— Start of Dataset records —

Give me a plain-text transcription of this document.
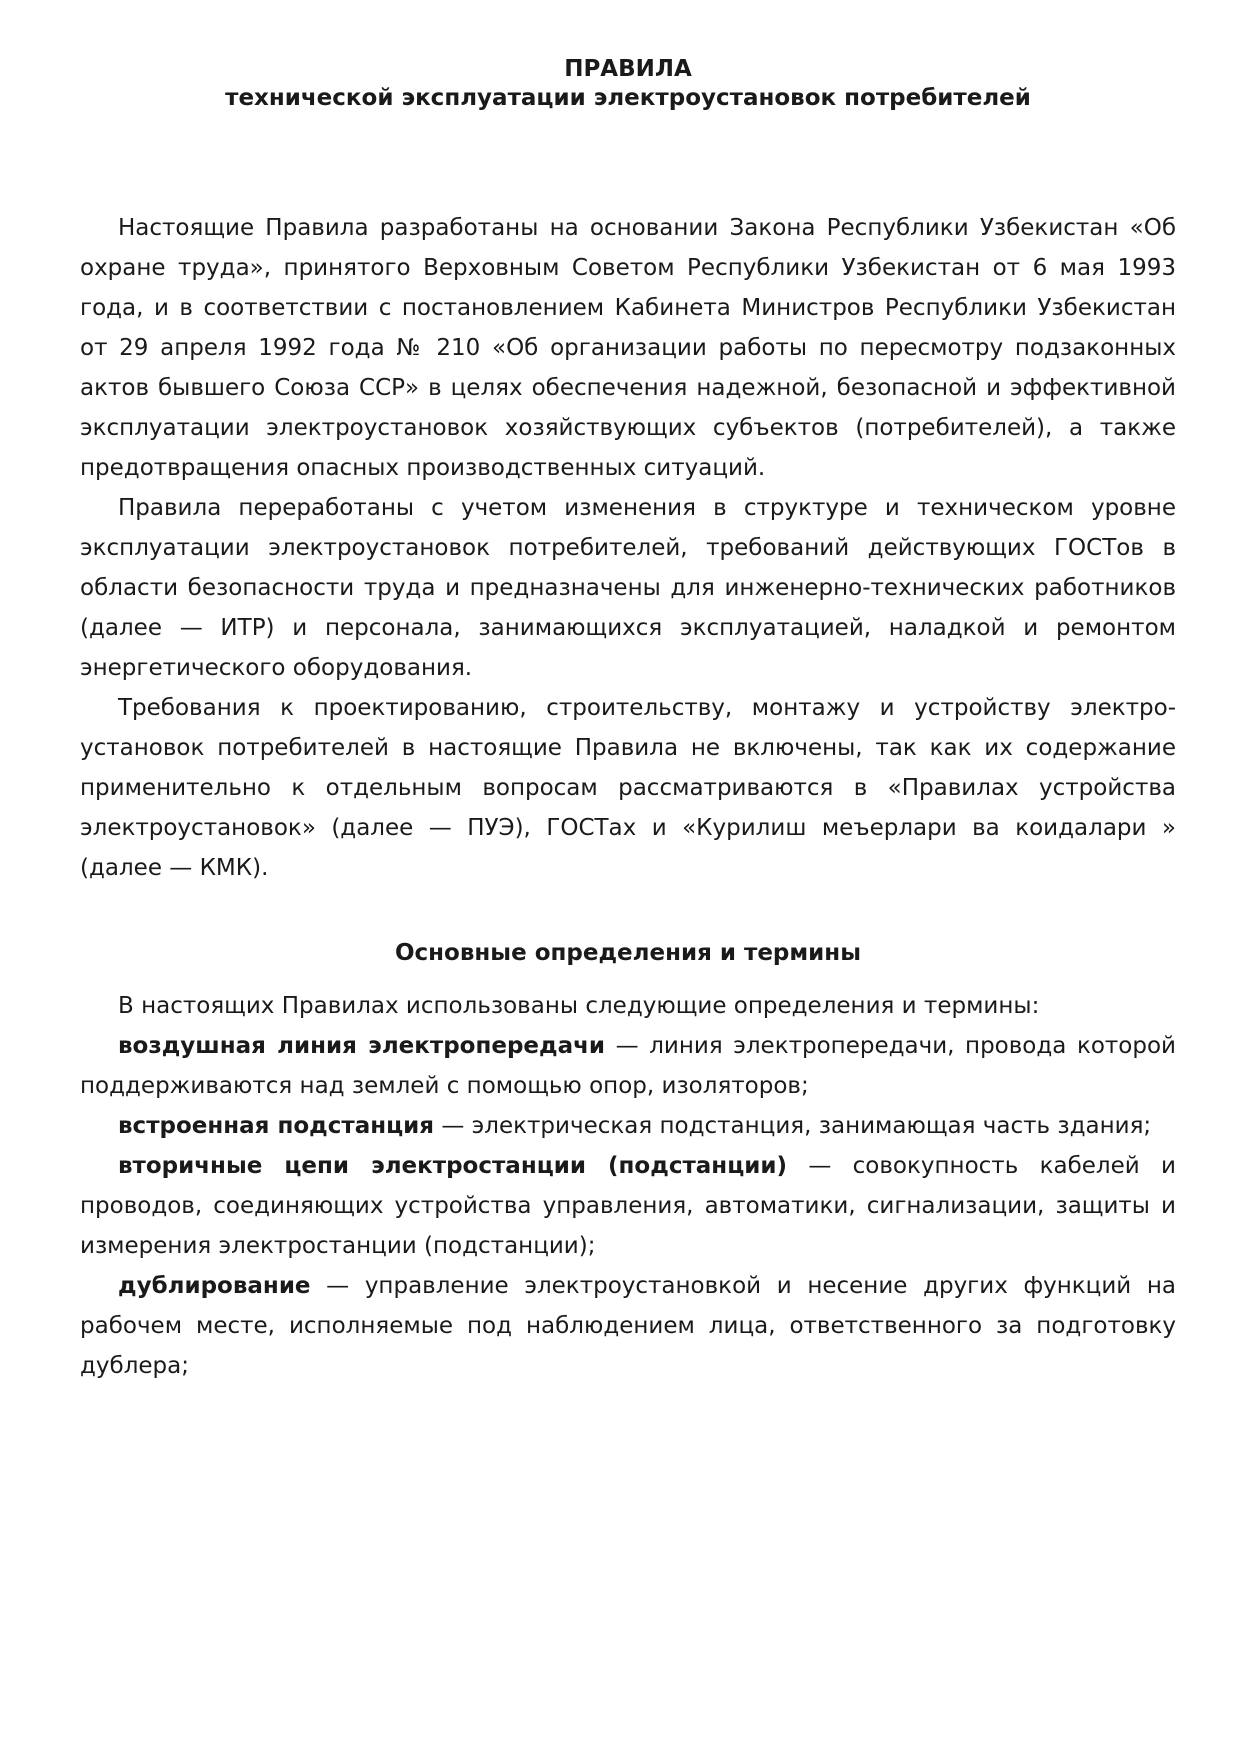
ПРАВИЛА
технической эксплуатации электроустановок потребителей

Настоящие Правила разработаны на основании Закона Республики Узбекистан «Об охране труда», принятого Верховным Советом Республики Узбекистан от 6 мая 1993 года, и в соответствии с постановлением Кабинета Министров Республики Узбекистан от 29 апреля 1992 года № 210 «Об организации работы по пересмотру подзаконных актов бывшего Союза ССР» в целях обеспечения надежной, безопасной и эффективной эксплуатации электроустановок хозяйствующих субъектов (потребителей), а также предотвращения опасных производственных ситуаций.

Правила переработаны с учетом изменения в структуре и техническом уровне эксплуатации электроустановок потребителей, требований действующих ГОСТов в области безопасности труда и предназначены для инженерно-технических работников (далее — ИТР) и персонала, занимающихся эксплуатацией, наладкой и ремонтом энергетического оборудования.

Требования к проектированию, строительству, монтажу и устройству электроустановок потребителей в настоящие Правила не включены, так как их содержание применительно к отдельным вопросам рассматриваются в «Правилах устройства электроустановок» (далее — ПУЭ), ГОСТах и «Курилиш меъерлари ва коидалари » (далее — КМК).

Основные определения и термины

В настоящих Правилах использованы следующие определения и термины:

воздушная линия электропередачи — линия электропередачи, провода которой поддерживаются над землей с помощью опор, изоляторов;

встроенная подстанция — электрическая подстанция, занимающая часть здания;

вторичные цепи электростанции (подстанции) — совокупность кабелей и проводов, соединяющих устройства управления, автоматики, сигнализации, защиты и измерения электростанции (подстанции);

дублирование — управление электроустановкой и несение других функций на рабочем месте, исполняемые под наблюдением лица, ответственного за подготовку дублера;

— End of Dataset records —

Stated goal:
Omit all pictures while transcribing the entries verbatim.

Exercise response:
Give me a plain-text transcription of this document.
ПРАВИЛА
технической эксплуатации электроустановок потребителей

Настоящие Правила разработаны на основании Закона Республики Узбекистан «Об охране труда», принятого Верховным Советом Республики Узбекистан от 6 мая 1993 года, и в соответствии с постановлением Кабинета Министров Республики Узбекистан от 29 апреля 1992 года № 210 «Об организации работы по пересмотру подзаконных актов бывшего Союза ССР» в целях обеспечения надежной, безопасной и эффективной эксплуатации электроустановок хозяйствующих субъектов (потребителей), а также предотвращения опасных производственных ситуаций.

Правила переработаны с учетом изменения в структуре и техническом уровне эксплуатации электроустановок потребителей, требований действующих ГОСТов в области безопасности труда и предназначены для инженерно-технических работников (далее — ИТР) и персонала, занимающихся эксплуатацией, наладкой и ремонтом энергетического оборудования.

Требования к проектированию, строительству, монтажу и устройству электроустановок потребителей в настоящие Правила не включены, так как их содержание применительно к отдельным вопросам рассматриваются в «Правилах устройства электроустановок» (далее — ПУЭ), ГОСТах и «Курилиш меъерлари ва коидалари » (далее — КМК).

Основные определения и термины

В настоящих Правилах использованы следующие определения и термины:

воздушная линия электропередачи — линия электропередачи, провода которой поддерживаются над землей с помощью опор, изоляторов;

встроенная подстанция — электрическая подстанция, занимающая часть здания;

вторичные цепи электростанции (подстанции) — совокупность кабелей и проводов, соединяющих устройства управления, автоматики, сигнализации, защиты и измерения электростанции (подстанции);

дублирование — управление электроустановкой и несение других функций на рабочем месте, исполняемые под наблюдением лица, ответственного за подготовку дублера;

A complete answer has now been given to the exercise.